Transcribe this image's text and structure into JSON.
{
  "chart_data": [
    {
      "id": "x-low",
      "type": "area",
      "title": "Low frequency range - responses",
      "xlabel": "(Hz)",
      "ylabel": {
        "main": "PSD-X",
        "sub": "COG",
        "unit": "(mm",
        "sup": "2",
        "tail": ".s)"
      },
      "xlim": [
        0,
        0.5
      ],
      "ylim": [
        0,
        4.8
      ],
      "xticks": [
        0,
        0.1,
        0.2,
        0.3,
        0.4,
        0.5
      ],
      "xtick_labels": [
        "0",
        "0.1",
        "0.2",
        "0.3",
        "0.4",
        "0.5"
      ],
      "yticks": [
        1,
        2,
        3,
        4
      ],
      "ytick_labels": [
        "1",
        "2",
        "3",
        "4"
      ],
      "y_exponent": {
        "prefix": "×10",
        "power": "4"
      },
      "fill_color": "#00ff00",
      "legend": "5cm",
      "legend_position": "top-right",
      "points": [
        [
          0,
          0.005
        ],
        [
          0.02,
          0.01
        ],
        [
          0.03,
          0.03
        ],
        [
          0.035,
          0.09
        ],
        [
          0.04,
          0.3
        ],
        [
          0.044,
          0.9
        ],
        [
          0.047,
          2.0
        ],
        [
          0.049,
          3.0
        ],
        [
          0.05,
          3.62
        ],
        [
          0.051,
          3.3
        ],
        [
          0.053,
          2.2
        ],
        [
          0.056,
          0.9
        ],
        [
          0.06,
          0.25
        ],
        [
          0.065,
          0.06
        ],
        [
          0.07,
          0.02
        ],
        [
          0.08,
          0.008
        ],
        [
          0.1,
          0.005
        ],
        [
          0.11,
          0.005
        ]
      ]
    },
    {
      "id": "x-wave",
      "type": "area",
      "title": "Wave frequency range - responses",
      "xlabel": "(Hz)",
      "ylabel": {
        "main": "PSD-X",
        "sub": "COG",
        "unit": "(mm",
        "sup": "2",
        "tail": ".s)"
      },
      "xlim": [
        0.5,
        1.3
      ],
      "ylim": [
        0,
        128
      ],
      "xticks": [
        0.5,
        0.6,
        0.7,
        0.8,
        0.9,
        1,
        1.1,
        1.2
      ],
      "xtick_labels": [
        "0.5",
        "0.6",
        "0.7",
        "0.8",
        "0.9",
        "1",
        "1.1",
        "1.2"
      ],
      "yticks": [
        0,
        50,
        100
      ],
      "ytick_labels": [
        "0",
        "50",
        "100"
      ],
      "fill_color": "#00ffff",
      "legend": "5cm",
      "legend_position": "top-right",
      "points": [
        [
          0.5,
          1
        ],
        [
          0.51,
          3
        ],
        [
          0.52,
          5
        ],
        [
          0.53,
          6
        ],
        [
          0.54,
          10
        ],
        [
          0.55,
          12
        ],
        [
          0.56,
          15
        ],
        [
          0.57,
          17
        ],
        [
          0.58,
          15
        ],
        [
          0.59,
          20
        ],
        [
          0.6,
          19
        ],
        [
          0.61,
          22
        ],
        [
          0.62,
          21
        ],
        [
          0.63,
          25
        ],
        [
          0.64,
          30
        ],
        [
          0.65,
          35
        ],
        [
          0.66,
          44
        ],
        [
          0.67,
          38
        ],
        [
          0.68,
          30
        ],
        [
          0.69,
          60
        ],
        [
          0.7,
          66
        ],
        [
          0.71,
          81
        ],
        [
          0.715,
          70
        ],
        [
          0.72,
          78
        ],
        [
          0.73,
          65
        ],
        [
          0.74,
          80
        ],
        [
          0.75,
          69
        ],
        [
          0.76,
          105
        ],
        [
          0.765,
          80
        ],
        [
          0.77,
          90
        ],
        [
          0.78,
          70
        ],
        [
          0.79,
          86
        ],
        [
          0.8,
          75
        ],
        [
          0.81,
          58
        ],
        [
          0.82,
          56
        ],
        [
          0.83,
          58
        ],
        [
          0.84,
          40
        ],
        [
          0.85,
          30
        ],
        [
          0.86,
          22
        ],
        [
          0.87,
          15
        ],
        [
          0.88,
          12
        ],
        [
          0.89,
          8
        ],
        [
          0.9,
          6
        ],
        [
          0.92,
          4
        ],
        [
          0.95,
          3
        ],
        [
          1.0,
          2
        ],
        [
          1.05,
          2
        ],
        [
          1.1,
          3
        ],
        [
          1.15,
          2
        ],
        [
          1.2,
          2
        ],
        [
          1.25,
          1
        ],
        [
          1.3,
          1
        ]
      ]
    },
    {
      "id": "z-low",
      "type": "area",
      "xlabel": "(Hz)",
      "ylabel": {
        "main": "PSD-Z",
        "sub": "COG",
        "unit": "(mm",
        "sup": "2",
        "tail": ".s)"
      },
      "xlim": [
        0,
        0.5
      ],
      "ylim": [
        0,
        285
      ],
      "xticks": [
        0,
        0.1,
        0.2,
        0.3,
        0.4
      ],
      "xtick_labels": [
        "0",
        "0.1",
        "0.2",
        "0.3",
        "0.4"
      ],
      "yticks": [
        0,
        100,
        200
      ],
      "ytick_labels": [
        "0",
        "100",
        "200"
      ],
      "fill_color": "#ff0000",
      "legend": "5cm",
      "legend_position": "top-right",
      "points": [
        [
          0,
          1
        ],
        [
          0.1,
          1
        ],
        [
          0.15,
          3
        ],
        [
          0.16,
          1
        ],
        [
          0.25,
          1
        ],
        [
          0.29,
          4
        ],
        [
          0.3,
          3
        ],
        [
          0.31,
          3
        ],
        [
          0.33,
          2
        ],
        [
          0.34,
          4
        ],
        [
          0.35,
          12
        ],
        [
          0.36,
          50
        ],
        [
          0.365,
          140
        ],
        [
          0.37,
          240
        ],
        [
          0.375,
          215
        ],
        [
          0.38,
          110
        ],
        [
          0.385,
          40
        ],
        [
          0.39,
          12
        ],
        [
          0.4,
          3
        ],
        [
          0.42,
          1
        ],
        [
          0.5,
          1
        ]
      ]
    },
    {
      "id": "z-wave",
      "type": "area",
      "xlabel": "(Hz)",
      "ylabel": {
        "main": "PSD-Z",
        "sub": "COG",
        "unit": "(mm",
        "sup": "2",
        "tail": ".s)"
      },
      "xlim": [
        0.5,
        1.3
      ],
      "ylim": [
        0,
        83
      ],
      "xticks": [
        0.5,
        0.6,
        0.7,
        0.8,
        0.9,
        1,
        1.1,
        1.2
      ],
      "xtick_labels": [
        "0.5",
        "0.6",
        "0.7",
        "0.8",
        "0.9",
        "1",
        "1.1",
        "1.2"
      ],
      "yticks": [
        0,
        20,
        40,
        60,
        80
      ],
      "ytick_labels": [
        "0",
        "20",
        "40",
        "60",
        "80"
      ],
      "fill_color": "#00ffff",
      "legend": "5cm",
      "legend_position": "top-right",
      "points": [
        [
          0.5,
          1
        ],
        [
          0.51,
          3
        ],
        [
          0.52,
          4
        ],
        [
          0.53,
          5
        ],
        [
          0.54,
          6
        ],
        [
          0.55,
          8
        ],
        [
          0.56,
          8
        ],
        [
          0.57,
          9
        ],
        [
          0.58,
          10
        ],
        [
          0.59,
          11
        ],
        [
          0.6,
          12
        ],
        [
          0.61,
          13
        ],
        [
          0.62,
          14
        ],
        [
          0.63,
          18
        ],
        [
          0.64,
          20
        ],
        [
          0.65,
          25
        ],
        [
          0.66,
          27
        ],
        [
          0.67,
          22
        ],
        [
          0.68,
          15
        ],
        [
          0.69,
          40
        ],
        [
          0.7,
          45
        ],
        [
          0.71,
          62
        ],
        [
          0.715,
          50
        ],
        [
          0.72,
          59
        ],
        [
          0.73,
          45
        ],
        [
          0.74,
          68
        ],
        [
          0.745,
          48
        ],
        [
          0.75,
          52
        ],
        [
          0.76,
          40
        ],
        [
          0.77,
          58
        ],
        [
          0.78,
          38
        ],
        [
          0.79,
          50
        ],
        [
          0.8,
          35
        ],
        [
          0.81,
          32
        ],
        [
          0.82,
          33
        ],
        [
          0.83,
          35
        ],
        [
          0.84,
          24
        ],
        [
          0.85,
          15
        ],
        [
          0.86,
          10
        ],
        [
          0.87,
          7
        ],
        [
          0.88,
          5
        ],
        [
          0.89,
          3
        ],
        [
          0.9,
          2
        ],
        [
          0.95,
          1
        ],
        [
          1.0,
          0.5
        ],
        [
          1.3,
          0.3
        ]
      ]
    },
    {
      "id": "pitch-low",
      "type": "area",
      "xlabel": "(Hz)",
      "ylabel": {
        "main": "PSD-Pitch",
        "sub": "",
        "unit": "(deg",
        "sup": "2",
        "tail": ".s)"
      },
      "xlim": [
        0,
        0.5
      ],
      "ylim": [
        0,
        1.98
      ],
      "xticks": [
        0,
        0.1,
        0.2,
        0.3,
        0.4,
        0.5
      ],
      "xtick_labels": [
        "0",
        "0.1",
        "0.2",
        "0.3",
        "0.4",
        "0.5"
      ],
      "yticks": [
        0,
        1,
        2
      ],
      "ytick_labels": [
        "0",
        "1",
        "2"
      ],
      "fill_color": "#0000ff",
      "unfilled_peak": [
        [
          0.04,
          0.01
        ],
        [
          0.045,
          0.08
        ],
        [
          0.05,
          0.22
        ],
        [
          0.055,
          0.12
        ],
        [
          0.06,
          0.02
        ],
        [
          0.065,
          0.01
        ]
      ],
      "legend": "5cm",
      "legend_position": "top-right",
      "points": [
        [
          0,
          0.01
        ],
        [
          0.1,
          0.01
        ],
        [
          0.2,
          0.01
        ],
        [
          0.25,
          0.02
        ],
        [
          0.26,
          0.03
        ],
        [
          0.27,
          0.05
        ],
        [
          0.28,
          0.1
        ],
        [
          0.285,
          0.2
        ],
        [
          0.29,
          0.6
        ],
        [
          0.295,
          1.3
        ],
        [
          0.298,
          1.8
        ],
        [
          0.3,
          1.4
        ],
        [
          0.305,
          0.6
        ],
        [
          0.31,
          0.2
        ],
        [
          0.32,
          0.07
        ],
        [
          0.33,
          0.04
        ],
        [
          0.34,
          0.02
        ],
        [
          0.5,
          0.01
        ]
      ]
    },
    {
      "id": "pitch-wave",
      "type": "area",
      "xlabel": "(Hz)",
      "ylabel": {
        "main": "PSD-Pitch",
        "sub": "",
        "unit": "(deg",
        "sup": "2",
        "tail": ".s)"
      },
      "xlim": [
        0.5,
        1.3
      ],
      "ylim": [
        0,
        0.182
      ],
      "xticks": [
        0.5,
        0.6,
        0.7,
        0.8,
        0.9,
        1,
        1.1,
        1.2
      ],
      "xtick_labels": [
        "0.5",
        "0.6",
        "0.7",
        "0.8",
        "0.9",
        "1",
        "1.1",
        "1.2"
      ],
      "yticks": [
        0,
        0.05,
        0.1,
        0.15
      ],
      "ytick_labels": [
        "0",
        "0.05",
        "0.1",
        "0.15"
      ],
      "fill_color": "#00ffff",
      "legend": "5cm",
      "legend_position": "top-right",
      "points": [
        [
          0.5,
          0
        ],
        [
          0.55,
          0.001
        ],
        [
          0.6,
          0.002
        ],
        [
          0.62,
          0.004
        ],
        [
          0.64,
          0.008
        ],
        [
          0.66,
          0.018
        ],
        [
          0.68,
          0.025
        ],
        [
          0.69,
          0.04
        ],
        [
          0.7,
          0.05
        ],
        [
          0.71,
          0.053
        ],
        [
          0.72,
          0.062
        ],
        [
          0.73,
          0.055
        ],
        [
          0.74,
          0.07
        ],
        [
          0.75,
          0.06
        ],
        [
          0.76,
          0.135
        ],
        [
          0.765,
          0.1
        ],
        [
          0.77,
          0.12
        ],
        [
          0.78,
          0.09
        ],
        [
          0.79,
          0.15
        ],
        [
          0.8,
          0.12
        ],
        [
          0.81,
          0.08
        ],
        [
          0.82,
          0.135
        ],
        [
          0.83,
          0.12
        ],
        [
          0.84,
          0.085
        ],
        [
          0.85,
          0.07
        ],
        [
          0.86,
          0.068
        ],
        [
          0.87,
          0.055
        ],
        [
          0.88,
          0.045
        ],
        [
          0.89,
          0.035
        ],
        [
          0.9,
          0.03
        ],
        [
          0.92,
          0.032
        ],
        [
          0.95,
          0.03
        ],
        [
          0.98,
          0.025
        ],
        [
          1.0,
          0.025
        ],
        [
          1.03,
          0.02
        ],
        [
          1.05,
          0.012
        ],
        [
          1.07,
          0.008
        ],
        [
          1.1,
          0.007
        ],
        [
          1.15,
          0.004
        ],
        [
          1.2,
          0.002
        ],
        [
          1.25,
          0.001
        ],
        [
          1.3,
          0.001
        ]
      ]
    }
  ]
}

▸ **Task prompt**:
Among the entries above, identify all lines with "responses" and copy them.

▸ **The solution**:
      "title": "Low frequency range - responses",
      "title": "Wave frequency range - responses",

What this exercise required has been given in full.